Type every record exactly as it appears.

Chart and figure data

++++

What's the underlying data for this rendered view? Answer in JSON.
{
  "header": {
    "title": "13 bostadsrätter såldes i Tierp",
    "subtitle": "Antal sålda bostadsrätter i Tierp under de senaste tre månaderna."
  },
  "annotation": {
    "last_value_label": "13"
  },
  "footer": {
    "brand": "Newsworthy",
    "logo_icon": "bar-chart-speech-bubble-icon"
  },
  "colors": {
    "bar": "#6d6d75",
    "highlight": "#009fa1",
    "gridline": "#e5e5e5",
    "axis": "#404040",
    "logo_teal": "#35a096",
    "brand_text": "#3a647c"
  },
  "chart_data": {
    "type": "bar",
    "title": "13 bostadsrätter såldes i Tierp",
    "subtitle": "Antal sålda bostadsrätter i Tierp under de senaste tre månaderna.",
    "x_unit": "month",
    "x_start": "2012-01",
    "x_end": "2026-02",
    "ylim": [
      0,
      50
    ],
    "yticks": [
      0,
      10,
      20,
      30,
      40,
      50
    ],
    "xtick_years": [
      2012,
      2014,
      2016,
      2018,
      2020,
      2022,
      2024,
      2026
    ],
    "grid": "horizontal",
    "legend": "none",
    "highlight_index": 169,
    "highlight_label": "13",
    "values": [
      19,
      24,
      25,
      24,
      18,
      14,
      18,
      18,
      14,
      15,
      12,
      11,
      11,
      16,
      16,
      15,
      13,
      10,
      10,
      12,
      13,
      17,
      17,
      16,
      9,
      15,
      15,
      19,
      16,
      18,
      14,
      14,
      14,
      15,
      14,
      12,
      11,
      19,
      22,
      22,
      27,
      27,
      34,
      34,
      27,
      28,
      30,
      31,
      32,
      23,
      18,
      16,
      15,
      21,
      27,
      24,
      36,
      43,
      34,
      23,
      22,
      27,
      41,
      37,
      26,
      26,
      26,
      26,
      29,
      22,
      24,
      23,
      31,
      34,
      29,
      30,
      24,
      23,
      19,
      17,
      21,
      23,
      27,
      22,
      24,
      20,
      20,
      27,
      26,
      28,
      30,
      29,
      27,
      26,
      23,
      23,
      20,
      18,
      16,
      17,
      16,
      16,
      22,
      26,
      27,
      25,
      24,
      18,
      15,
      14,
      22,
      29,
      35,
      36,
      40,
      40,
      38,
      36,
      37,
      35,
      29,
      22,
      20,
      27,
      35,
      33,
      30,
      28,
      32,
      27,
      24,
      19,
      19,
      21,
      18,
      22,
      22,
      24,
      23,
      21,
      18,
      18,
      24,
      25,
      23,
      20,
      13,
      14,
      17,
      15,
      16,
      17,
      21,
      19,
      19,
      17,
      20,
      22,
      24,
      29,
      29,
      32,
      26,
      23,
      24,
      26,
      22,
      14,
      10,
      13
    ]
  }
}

++++

### [THE COMPLETED TASK]
What's the underlying data for this rendered view? Answer in JSON.
{
  "header": {
    "title": "13 bostadsrätter såldes i Tierp",
    "subtitle": "Antal sålda bostadsrätter i Tierp under de senaste tre månaderna."
  },
  "annotation": {
    "last_value_label": "13"
  },
  "footer": {
    "brand": "Newsworthy",
    "logo_icon": "bar-chart-speech-bubble-icon"
  },
  "colors": {
    "bar": "#6d6d75",
    "highlight": "#009fa1",
    "gridline": "#e5e5e5",
    "axis": "#404040",
    "logo_teal": "#35a096",
    "brand_text": "#3a647c"
  },
  "chart_data": {
    "type": "bar",
    "title": "13 bostadsrätter såldes i Tierp",
    "subtitle": "Antal sålda bostadsrätter i Tierp under de senaste tre månaderna.",
    "x_unit": "month",
    "x_start": "2012-01",
    "x_end": "2026-02",
    "ylim": [
      0,
      50
    ],
    "yticks": [
      0,
      10,
      20,
      30,
      40,
      50
    ],
    "xtick_years": [
      2012,
      2014,
      2016,
      2018,
      2020,
      2022,
      2024,
      2026
    ],
    "grid": "horizontal",
    "legend": "none",
    "highlight_index": 169,
    "highlight_label": "13",
    "values": [
      19,
      24,
      25,
      24,
      18,
      14,
      18,
      18,
      14,
      15,
      12,
      11,
      11,
      16,
      16,
      15,
      13,
      10,
      10,
      12,
      13,
      17,
      17,
      16,
      9,
      15,
      15,
      19,
      16,
      18,
      14,
      14,
      14,
      15,
      14,
      12,
      11,
      19,
      22,
      22,
      27,
      27,
      34,
      34,
      27,
      28,
      30,
      31,
      32,
      23,
      18,
      16,
      15,
      21,
      27,
      24,
      36,
      43,
      34,
      23,
      22,
      27,
      41,
      37,
      26,
      26,
      26,
      26,
      29,
      22,
      24,
      23,
      31,
      34,
      29,
      30,
      24,
      23,
      19,
      17,
      21,
      23,
      27,
      22,
      24,
      20,
      20,
      27,
      26,
      28,
      30,
      29,
      27,
      26,
      23,
      23,
      20,
      18,
      16,
      17,
      16,
      16,
      22,
      26,
      27,
      25,
      24,
      18,
      15,
      14,
      22,
      29,
      35,
      36,
      40,
      40,
      38,
      36,
      37,
      35,
      29,
      22,
      20,
      27,
      35,
      33,
      30,
      28,
      32,
      27,
      24,
      19,
      19,
      21,
      18,
      22,
      22,
      24,
      23,
      21,
      18,
      18,
      24,
      25,
      23,
      20,
      13,
      14,
      17,
      15,
      16,
      17,
      21,
      19,
      19,
      17,
      20,
      22,
      24,
      29,
      29,
      32,
      26,
      23,
      24,
      26,
      22,
      14,
      10,
      13
    ]
  }
}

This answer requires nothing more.